Copy only the lines from the one containing "Read out every word on this page." through the final line of the records below, exactly as written, with no pictures.

• DATASET RECORDS:
= = =

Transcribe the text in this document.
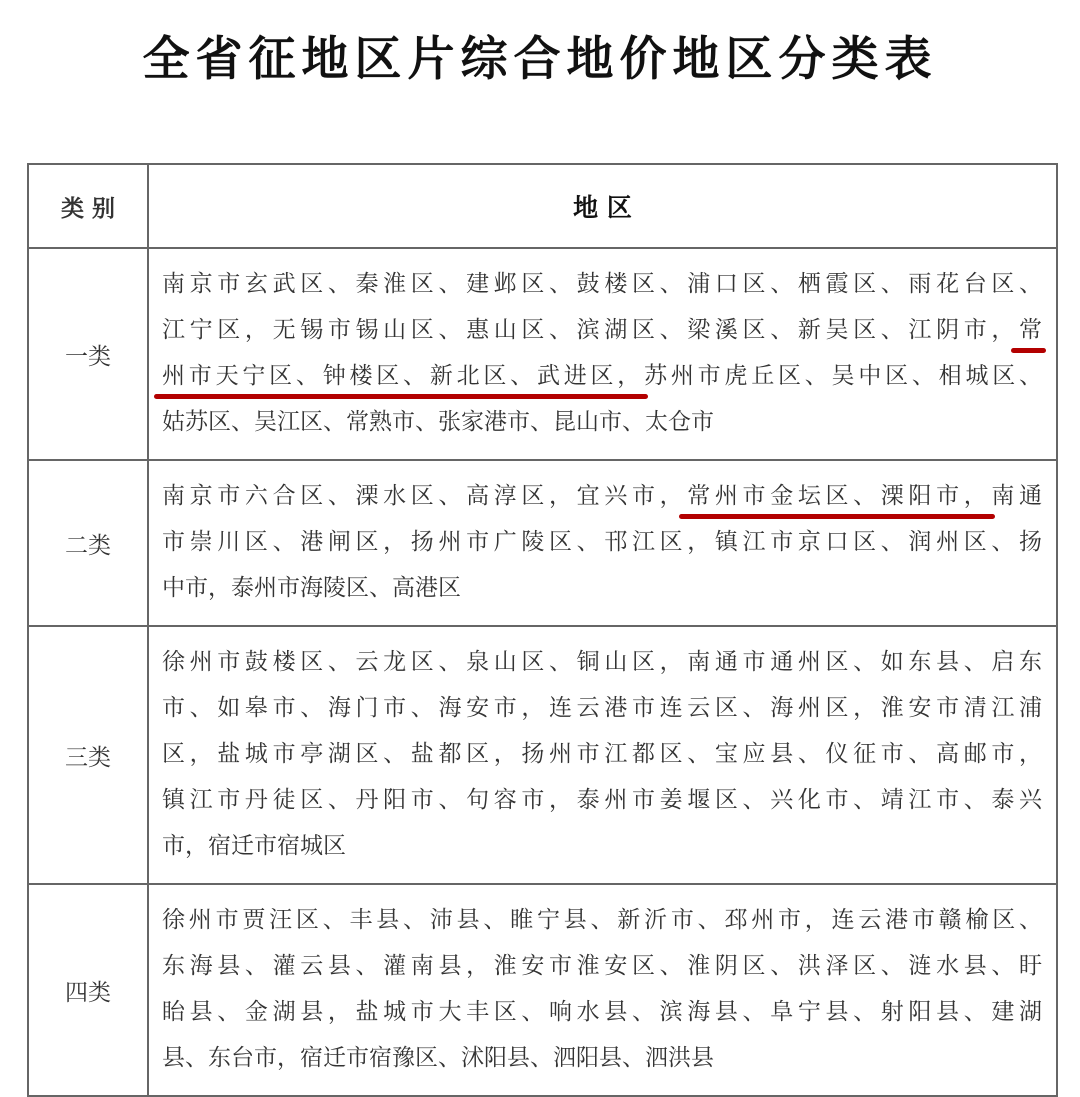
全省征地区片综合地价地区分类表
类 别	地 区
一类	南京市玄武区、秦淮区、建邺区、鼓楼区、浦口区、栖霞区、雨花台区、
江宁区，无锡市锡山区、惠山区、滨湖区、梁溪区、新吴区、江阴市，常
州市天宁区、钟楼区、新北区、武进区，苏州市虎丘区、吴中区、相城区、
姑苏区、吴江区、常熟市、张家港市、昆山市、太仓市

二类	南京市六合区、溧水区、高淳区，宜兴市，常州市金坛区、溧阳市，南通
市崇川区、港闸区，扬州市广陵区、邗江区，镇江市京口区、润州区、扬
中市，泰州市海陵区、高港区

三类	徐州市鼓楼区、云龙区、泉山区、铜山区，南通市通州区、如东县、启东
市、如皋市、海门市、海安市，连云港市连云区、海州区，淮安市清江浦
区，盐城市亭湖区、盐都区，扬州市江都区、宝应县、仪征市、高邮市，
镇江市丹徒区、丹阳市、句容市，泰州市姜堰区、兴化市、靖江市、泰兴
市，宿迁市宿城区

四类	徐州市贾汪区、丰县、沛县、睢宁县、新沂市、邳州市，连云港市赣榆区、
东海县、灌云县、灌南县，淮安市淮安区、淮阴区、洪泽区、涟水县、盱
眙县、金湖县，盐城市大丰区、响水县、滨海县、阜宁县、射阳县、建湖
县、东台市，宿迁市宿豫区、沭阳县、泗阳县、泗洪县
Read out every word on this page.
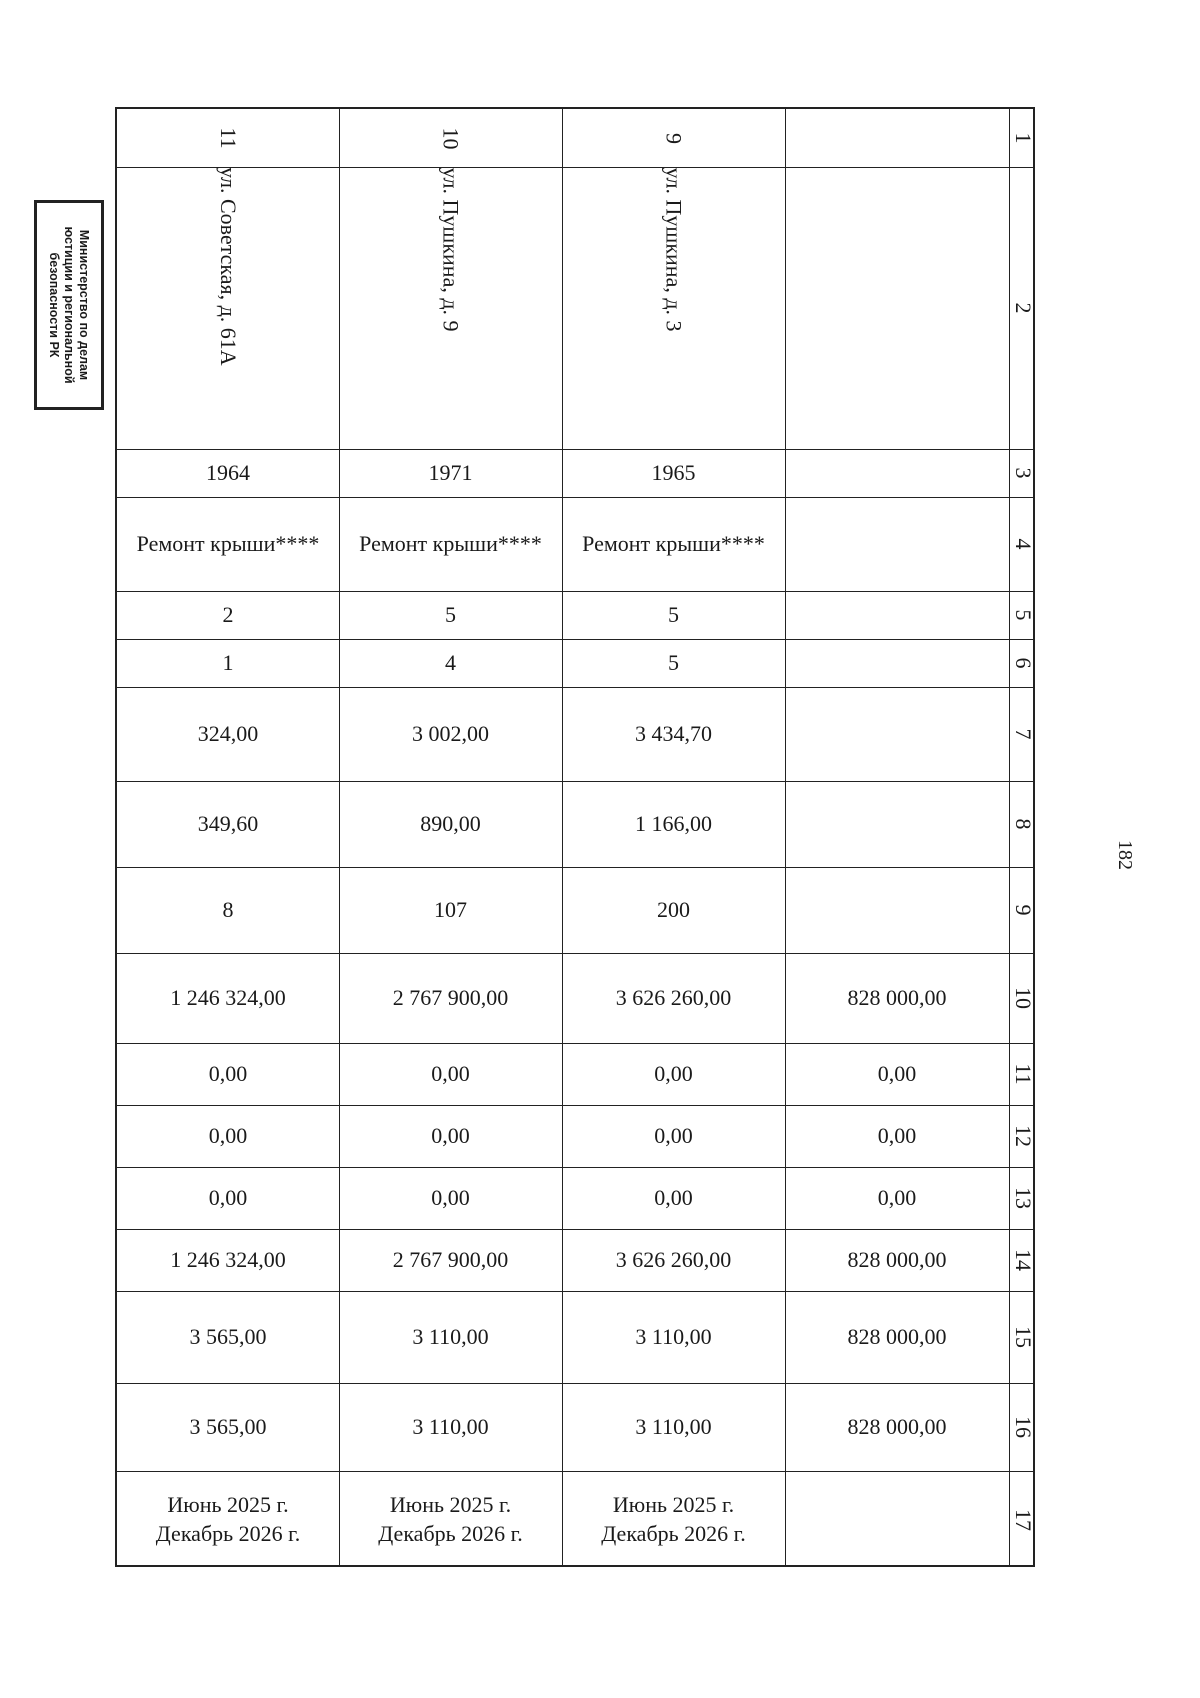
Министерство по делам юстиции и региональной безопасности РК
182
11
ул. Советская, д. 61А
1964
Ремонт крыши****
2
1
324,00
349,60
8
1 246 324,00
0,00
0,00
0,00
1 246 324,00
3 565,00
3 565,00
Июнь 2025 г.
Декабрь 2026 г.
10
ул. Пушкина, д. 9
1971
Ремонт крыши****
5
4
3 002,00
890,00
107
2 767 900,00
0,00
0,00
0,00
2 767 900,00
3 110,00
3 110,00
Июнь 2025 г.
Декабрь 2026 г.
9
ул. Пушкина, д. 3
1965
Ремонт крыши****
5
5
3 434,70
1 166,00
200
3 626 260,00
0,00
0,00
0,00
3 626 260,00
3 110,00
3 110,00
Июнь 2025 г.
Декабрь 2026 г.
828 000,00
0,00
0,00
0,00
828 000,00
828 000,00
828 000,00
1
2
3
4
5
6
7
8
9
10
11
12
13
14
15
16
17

= = =

• EXERCISE SOLUTION:
Read out every word on this page.
Министерство по делам юстиции и региональной безопасности РК
182
11
ул. Советская, д. 61А
1964
Ремонт крыши****
2
1
324,00
349,60
8
1 246 324,00
0,00
0,00
0,00
1 246 324,00
3 565,00
3 565,00
Июнь 2025 г.
Декабрь 2026 г.
10
ул. Пушкина, д. 9
1971
Ремонт крыши****
5
4
3 002,00
890,00
107
2 767 900,00
0,00
0,00
0,00
2 767 900,00
3 110,00
3 110,00
Июнь 2025 г.
Декабрь 2026 г.
9
ул. Пушкина, д. 3
1965
Ремонт крыши****
5
5
3 434,70
1 166,00
200
3 626 260,00
0,00
0,00
0,00
3 626 260,00
3 110,00
3 110,00
Июнь 2025 г.
Декабрь 2026 г.
828 000,00
0,00
0,00
0,00
828 000,00
828 000,00
828 000,00
1
2
3
4
5
6
7
8
9
10
11
12
13
14
15
16
17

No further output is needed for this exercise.